▶ _Work to do_: The records below must be retyped exactly.
-- Start Provided entries --
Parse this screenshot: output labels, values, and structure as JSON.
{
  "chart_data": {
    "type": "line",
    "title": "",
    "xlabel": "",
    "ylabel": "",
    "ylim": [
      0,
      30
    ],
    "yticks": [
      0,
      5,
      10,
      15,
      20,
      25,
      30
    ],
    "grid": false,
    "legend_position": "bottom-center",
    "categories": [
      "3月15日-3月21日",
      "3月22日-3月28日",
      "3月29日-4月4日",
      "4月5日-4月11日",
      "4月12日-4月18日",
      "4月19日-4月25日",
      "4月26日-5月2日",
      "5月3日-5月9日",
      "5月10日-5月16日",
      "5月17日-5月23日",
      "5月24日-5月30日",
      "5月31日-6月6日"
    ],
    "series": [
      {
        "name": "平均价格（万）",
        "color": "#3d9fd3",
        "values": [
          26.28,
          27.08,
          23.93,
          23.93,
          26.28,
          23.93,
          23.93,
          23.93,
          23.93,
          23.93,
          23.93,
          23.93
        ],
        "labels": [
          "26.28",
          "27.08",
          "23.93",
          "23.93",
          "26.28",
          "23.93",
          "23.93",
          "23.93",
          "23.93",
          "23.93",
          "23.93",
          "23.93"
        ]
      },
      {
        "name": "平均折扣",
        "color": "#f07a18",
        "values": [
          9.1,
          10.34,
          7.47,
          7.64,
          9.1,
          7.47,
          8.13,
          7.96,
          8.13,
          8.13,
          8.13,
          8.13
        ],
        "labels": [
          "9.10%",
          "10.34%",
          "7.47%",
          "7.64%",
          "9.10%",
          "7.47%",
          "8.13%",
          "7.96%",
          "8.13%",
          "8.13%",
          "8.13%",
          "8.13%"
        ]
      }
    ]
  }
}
-- End Provided entries --
▶ _Task output_:
Parse this screenshot: output labels, values, and structure as JSON.
{
  "chart_data": {
    "type": "line",
    "title": "",
    "xlabel": "",
    "ylabel": "",
    "ylim": [
      0,
      30
    ],
    "yticks": [
      0,
      5,
      10,
      15,
      20,
      25,
      30
    ],
    "grid": false,
    "legend_position": "bottom-center",
    "categories": [
      "3月15日-3月21日",
      "3月22日-3月28日",
      "3月29日-4月4日",
      "4月5日-4月11日",
      "4月12日-4月18日",
      "4月19日-4月25日",
      "4月26日-5月2日",
      "5月3日-5月9日",
      "5月10日-5月16日",
      "5月17日-5月23日",
      "5月24日-5月30日",
      "5月31日-6月6日"
    ],
    "series": [
      {
        "name": "平均价格（万）",
        "color": "#3d9fd3",
        "values": [
          26.28,
          27.08,
          23.93,
          23.93,
          26.28,
          23.93,
          23.93,
          23.93,
          23.93,
          23.93,
          23.93,
          23.93
        ],
        "labels": [
          "26.28",
          "27.08",
          "23.93",
          "23.93",
          "26.28",
          "23.93",
          "23.93",
          "23.93",
          "23.93",
          "23.93",
          "23.93",
          "23.93"
        ]
      },
      {
        "name": "平均折扣",
        "color": "#f07a18",
        "values": [
          9.1,
          10.34,
          7.47,
          7.64,
          9.1,
          7.47,
          8.13,
          7.96,
          8.13,
          8.13,
          8.13,
          8.13
        ],
        "labels": [
          "9.10%",
          "10.34%",
          "7.47%",
          "7.64%",
          "9.10%",
          "7.47%",
          "8.13%",
          "7.96%",
          "8.13%",
          "8.13%",
          "8.13%",
          "8.13%"
        ]
      }
    ]
  }
}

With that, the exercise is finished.